**SET PROBLEM:** Please set out the entries below as a numbered list, from their first line through the line containing "- features-box: •", both included, and leave out any blank lines.

**TASK INPUT:**
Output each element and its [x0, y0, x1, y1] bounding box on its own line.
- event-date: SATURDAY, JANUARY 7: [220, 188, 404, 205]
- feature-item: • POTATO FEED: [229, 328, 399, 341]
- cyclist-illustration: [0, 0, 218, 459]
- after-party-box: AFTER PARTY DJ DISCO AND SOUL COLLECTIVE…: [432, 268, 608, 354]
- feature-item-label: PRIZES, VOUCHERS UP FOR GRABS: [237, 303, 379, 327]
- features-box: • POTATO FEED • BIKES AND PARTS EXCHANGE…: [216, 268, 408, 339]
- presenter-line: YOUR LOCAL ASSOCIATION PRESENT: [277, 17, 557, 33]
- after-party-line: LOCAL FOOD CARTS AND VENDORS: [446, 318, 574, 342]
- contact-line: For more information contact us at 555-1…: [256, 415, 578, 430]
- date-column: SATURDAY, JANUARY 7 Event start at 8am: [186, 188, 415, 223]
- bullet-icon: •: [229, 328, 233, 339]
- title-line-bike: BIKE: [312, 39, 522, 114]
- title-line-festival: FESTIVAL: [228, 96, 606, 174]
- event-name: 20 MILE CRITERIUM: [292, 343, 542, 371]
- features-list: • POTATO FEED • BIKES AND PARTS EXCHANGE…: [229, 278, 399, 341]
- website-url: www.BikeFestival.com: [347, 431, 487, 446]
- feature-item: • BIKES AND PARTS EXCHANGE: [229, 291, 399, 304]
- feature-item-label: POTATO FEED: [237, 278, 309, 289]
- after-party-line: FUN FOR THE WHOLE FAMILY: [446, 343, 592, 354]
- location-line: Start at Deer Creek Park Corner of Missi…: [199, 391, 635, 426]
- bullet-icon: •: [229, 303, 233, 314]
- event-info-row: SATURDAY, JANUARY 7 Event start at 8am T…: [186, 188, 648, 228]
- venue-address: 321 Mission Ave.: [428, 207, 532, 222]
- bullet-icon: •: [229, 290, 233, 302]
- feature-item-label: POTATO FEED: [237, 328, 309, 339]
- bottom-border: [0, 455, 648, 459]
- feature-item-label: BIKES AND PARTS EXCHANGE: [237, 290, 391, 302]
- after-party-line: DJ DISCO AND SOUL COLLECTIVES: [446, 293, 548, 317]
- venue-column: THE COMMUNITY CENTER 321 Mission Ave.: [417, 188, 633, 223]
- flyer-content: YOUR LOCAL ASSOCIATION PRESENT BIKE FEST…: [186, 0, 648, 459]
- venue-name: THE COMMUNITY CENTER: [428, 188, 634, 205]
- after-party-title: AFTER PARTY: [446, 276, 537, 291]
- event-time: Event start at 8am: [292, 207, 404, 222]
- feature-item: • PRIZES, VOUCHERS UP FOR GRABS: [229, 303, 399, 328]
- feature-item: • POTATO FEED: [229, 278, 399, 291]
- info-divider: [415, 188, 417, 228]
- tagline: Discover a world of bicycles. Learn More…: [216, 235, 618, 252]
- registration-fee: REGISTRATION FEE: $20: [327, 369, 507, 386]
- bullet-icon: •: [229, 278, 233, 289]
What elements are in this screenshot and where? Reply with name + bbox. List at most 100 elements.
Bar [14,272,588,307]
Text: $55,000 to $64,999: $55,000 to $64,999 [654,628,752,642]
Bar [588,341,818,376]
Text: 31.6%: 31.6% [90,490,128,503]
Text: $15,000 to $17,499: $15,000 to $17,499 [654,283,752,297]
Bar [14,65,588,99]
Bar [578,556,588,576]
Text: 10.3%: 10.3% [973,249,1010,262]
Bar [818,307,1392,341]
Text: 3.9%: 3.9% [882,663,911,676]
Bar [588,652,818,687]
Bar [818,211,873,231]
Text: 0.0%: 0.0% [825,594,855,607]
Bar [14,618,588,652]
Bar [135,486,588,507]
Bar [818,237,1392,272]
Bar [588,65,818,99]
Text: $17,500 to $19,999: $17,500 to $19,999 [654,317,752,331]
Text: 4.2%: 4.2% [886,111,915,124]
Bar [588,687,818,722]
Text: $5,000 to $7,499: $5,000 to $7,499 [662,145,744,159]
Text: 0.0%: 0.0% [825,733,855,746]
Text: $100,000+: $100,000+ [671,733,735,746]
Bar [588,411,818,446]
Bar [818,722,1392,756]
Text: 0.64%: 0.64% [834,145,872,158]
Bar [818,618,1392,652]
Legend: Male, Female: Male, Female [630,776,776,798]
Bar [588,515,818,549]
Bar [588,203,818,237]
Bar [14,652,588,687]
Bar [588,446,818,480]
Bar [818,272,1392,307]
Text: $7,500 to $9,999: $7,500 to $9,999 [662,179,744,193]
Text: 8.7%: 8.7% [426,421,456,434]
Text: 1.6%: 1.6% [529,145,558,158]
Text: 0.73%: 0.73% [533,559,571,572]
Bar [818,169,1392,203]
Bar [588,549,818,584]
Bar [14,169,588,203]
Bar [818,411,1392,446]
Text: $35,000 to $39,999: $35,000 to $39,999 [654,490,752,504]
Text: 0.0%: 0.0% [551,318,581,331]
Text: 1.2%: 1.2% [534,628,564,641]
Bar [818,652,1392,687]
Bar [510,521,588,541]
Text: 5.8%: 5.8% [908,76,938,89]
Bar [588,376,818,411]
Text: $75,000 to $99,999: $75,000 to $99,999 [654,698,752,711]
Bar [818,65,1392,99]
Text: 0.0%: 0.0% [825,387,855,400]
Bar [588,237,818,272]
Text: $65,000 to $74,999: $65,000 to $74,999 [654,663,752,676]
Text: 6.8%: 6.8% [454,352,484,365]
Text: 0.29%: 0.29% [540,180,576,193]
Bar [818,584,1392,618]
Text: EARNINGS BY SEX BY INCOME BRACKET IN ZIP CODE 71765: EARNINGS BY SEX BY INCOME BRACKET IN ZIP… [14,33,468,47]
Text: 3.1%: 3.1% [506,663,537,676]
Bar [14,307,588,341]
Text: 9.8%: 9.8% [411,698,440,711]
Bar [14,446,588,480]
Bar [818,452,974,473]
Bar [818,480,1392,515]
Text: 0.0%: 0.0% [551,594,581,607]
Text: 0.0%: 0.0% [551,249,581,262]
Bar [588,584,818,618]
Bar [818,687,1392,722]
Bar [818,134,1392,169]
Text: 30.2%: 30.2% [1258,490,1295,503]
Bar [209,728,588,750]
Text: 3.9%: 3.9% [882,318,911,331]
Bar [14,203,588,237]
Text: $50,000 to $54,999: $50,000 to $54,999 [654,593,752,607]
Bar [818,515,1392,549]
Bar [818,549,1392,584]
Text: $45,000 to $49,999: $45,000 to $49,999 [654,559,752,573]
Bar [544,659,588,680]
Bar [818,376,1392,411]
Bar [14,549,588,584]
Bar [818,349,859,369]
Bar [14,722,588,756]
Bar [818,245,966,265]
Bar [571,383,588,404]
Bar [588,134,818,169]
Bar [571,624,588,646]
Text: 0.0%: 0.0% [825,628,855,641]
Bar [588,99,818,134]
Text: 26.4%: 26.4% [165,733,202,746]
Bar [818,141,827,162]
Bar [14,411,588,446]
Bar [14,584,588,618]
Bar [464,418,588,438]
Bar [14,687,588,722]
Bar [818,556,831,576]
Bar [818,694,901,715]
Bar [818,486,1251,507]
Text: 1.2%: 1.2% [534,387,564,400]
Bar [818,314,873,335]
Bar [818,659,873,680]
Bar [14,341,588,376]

**FULL OUTPUT:**
1. Output each element and its [x0, y0, x1, y1] bounding box on its own line.
2. - event-date: SATURDAY, JANUARY 7: [220, 188, 404, 205]
3. - feature-item: • POTATO FEED: [229, 328, 399, 341]
4. - cyclist-illustration: [0, 0, 218, 459]
5. - after-party-box: AFTER PARTY DJ DISCO AND SOUL COLLECTIVE…: [432, 268, 608, 354]
6. - feature-item-label: PRIZES, VOUCHERS UP FOR GRABS: [237, 303, 379, 327]
7. - features-box: • POTATO FEED • BIKES AND PARTS EXCHANGE…: [216, 268, 408, 339]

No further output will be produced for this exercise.